(Collected data)
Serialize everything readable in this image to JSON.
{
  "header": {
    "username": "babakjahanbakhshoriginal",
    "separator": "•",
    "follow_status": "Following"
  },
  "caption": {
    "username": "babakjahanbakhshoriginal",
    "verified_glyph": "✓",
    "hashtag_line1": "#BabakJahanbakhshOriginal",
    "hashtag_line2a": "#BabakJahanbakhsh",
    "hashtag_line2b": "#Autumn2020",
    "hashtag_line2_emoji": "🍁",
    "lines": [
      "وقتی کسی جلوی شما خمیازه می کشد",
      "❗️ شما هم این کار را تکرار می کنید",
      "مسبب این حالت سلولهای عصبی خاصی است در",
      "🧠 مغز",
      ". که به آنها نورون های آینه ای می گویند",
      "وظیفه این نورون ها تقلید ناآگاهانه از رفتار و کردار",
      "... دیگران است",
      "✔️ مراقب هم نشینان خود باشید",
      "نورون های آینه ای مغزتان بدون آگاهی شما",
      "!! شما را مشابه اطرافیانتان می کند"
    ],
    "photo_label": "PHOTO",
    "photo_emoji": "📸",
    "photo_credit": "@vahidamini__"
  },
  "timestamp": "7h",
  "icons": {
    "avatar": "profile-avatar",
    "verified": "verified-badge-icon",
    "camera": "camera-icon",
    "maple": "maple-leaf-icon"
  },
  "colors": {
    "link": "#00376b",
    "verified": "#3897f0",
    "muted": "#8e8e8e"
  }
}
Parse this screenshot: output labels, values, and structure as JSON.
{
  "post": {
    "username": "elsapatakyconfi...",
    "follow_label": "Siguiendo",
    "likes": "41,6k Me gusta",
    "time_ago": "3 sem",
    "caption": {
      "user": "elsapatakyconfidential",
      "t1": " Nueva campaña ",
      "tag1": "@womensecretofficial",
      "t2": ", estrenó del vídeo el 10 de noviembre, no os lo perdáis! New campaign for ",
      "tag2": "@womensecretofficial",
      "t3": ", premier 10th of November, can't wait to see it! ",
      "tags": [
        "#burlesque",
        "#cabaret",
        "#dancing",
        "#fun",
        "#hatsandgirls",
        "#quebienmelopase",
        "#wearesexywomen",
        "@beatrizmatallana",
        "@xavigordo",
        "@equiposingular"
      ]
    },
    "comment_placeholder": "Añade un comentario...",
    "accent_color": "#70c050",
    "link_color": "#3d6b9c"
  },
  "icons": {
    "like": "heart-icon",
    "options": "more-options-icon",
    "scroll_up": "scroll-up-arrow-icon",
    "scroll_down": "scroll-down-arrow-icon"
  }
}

> [YOUR INSTRUCTIONS]:
Your task is to extract all of the records exactly.

> [THE SOLUTION]:
Serialize everything readable in this image to JSON.
{
  "header": {
    "username": "babakjahanbakhshoriginal",
    "separator": "•",
    "follow_status": "Following"
  },
  "caption": {
    "username": "babakjahanbakhshoriginal",
    "verified_glyph": "✓",
    "hashtag_line1": "#BabakJahanbakhshOriginal",
    "hashtag_line2a": "#BabakJahanbakhsh",
    "hashtag_line2b": "#Autumn2020",
    "hashtag_line2_emoji": "🍁",
    "lines": [
      "وقتی کسی جلوی شما خمیازه می کشد",
      "❗️ شما هم این کار را تکرار می کنید",
      "مسبب این حالت سلولهای عصبی خاصی است در",
      "🧠 مغز",
      ". که به آنها نورون های آینه ای می گویند",
      "وظیفه این نورون ها تقلید ناآگاهانه از رفتار و کردار",
      "... دیگران است",
      "✔️ مراقب هم نشینان خود باشید",
      "نورون های آینه ای مغزتان بدون آگاهی شما",
      "!! شما را مشابه اطرافیانتان می کند"
    ],
    "photo_label": "PHOTO",
    "photo_emoji": "📸",
    "photo_credit": "@vahidamini__"
  },
  "timestamp": "7h",
  "icons": {
    "avatar": "profile-avatar",
    "verified": "verified-badge-icon",
    "camera": "camera-icon",
    "maple": "maple-leaf-icon"
  },
  "colors": {
    "link": "#00376b",
    "verified": "#3897f0",
    "muted": "#8e8e8e"
  }
}
Parse this screenshot: output labels, values, and structure as JSON.
{
  "post": {
    "username": "elsapatakyconfi...",
    "follow_label": "Siguiendo",
    "likes": "41,6k Me gusta",
    "time_ago": "3 sem",
    "caption": {
      "user": "elsapatakyconfidential",
      "t1": " Nueva campaña ",
      "tag1": "@womensecretofficial",
      "t2": ", estrenó del vídeo el 10 de noviembre, no os lo perdáis! New campaign for ",
      "tag2": "@womensecretofficial",
      "t3": ", premier 10th of November, can't wait to see it! ",
      "tags": [
        "#burlesque",
        "#cabaret",
        "#dancing",
        "#fun",
        "#hatsandgirls",
        "#quebienmelopase",
        "#wearesexywomen",
        "@beatrizmatallana",
        "@xavigordo",
        "@equiposingular"
      ]
    },
    "comment_placeholder": "Añade un comentario...",
    "accent_color": "#70c050",
    "link_color": "#3d6b9c"
  },
  "icons": {
    "like": "heart-icon",
    "options": "more-options-icon",
    "scroll_up": "scroll-up-arrow-icon",
    "scroll_down": "scroll-down-arrow-icon"
  }
}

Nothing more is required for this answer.